▶ [Materials provided]:
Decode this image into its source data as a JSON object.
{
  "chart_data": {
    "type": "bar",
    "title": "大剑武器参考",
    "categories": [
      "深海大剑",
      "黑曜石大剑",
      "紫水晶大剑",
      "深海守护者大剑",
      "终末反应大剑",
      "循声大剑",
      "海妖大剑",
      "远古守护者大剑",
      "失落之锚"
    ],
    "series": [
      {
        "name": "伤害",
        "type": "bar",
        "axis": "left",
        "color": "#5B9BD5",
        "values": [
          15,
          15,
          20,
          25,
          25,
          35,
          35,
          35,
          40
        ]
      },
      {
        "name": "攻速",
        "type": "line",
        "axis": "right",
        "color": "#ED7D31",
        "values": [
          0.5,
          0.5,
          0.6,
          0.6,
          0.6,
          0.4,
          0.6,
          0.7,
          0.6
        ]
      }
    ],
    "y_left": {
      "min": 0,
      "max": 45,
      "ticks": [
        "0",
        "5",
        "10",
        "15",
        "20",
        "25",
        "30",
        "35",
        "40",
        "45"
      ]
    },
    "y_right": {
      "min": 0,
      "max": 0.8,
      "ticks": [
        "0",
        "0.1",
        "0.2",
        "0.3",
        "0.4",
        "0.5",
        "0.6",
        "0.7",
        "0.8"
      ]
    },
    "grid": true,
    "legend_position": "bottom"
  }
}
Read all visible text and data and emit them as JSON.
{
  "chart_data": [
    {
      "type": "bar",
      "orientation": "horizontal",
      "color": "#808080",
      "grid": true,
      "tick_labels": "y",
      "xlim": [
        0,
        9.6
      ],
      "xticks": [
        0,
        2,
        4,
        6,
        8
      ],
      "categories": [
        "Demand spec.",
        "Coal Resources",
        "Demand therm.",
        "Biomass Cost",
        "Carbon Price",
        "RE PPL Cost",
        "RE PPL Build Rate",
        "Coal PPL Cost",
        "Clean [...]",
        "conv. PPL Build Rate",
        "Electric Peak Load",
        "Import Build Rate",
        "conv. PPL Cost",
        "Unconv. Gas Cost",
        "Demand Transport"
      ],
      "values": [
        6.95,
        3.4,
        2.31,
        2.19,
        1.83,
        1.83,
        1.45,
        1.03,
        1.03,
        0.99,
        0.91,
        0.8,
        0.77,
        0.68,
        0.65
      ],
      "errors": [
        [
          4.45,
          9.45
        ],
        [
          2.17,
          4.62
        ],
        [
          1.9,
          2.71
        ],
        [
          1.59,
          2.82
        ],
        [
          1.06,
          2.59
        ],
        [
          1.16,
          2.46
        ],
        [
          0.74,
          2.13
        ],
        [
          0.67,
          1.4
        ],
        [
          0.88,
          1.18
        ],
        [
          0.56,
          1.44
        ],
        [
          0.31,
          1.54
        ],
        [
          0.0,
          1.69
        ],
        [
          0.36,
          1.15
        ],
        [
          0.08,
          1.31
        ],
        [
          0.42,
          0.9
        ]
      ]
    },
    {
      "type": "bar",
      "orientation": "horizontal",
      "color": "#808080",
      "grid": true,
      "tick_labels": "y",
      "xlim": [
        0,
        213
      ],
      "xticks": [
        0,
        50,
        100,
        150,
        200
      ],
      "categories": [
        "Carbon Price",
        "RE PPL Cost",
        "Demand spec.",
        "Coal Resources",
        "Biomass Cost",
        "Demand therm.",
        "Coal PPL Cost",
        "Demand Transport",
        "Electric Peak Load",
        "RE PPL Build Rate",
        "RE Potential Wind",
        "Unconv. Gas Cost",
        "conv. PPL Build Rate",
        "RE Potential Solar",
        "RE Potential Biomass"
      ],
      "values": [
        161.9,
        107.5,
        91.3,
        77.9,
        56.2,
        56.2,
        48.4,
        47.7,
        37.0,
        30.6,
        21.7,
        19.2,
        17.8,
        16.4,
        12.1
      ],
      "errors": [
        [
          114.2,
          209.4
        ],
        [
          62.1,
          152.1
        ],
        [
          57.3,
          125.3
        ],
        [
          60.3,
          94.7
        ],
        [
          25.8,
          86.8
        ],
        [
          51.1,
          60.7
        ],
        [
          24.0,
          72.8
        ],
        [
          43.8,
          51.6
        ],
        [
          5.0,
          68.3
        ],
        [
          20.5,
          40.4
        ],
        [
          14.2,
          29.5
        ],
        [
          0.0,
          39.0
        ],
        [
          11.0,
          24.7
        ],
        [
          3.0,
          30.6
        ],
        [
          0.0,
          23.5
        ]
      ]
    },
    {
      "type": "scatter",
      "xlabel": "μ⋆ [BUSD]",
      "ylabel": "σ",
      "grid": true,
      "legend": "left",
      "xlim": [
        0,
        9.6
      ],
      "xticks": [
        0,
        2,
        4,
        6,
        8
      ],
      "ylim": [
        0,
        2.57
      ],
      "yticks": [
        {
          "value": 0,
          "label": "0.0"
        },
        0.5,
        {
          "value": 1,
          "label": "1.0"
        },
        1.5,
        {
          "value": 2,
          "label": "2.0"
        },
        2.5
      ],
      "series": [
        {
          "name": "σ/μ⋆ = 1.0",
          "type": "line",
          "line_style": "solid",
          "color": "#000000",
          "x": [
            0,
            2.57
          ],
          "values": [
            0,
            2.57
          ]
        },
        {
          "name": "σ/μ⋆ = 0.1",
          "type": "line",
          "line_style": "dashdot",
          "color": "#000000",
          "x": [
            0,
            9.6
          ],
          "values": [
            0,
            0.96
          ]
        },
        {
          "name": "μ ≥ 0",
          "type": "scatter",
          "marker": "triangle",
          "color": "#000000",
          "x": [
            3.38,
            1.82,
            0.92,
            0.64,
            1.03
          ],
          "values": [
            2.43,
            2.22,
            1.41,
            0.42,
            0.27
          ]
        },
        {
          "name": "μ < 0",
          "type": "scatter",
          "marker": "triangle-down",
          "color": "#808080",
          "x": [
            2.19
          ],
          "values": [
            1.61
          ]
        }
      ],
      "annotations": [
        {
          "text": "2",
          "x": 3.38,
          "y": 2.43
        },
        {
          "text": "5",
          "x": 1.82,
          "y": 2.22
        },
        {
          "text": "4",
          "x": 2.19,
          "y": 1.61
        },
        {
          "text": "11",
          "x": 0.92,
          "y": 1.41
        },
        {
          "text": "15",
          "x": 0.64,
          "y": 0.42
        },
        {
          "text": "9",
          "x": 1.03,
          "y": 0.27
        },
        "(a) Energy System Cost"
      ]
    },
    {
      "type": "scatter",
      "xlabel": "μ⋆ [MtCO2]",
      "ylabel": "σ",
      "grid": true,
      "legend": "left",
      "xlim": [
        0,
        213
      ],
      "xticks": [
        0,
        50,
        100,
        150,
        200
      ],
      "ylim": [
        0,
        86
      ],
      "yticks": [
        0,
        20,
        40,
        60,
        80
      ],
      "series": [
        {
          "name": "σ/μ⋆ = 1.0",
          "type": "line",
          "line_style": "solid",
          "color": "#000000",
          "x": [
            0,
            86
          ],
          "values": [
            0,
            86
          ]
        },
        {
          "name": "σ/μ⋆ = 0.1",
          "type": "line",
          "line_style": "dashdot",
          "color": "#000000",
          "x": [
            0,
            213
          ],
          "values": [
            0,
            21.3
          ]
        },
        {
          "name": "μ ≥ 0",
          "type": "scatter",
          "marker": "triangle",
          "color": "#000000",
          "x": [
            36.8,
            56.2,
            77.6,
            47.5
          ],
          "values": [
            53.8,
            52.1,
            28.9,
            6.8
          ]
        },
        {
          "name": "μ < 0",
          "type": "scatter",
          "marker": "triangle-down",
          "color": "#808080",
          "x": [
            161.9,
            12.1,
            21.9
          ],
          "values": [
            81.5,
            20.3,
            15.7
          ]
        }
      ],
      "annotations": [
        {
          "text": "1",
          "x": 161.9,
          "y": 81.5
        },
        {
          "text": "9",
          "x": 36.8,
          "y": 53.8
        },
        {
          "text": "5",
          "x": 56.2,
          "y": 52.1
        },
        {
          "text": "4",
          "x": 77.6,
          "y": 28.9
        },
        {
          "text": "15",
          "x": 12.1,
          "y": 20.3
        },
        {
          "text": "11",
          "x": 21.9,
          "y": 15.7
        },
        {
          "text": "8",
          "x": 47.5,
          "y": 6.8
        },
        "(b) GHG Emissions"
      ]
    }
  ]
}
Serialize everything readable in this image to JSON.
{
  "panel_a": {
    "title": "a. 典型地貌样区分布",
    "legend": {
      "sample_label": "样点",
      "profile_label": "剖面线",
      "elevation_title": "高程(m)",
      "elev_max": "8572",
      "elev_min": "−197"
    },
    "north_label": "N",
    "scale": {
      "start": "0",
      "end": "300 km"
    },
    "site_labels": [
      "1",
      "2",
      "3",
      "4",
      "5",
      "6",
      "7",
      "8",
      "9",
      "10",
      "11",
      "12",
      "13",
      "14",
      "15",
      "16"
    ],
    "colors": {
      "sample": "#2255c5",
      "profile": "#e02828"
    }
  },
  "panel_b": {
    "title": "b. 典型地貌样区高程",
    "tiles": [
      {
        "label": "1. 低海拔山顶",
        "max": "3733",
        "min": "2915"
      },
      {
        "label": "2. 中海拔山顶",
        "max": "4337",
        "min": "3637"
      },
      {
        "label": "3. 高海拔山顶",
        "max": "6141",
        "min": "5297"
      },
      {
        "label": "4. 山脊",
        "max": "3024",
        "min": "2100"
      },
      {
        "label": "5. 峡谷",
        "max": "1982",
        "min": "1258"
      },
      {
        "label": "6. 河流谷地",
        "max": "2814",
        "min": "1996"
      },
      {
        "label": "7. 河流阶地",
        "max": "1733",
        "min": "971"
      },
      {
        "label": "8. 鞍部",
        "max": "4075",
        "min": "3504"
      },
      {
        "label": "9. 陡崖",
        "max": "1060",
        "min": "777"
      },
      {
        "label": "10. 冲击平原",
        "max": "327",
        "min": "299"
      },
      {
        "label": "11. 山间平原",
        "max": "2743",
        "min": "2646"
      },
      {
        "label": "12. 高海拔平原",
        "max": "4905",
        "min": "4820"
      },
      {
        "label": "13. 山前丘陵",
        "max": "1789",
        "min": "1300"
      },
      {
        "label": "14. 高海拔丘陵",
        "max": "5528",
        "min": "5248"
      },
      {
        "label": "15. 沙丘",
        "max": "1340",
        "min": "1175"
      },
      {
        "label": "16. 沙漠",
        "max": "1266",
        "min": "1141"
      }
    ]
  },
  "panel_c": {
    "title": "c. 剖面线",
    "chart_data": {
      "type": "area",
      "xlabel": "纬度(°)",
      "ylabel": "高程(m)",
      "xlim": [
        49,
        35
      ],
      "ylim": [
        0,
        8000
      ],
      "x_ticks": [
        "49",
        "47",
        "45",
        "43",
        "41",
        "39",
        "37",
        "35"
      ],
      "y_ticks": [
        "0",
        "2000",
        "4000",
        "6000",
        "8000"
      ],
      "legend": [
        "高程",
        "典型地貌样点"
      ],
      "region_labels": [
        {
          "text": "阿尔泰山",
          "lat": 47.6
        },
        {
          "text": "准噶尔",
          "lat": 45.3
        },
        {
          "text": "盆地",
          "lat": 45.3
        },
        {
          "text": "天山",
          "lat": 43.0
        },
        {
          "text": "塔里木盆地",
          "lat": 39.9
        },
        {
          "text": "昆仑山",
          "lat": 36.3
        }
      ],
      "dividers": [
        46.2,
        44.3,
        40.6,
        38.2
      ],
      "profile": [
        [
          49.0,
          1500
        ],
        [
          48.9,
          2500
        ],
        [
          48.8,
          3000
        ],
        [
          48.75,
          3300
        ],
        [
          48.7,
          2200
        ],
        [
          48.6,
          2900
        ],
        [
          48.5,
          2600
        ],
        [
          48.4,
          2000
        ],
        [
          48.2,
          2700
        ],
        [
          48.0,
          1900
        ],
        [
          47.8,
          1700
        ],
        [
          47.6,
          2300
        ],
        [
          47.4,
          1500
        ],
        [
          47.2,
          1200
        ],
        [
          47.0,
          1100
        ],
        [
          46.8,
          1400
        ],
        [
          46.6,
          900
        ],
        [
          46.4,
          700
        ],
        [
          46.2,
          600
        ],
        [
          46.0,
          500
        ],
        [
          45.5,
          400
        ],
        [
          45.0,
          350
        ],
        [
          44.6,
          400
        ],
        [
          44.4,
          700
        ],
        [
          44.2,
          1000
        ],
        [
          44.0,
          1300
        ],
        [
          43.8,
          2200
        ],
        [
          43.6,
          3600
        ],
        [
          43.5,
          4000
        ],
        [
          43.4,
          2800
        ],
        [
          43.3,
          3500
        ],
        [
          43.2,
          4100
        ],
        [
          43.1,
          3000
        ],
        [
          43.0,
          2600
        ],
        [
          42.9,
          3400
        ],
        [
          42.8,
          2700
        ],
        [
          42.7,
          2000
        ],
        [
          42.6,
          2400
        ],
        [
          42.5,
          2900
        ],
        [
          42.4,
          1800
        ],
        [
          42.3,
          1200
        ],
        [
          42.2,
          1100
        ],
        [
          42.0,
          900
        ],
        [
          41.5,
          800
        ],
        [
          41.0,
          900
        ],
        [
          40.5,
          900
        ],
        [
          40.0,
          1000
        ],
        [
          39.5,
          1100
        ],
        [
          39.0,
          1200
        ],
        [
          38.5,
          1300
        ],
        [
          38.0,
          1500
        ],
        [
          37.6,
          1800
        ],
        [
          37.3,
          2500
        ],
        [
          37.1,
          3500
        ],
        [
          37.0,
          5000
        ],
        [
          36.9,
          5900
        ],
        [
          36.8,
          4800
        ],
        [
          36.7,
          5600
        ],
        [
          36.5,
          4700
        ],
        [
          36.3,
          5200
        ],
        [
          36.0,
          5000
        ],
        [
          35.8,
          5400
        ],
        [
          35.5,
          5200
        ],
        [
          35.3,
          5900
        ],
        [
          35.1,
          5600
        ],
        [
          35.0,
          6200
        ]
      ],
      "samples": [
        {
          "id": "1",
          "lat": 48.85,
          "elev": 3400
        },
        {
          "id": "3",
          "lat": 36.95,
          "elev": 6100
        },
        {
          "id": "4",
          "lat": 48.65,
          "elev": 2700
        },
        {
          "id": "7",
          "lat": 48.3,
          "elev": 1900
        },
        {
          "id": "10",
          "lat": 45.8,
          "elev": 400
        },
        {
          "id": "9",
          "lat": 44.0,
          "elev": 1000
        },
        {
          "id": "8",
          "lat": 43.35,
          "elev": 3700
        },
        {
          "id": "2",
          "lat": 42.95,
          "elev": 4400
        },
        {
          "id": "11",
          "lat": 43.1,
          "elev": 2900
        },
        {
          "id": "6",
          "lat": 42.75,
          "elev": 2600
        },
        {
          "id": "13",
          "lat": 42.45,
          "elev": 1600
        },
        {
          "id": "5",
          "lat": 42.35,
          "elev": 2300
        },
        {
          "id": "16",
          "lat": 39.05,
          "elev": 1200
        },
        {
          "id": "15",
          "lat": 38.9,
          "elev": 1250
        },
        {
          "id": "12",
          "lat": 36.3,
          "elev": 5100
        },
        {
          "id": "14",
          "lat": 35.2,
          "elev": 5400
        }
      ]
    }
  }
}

▶ [Objective]: Which lines in the data above contain "this"? Show each one.

▶ [Solved problem]:
Decode this image into its source data as a JSON object.
Serialize everything readable in this image to JSON.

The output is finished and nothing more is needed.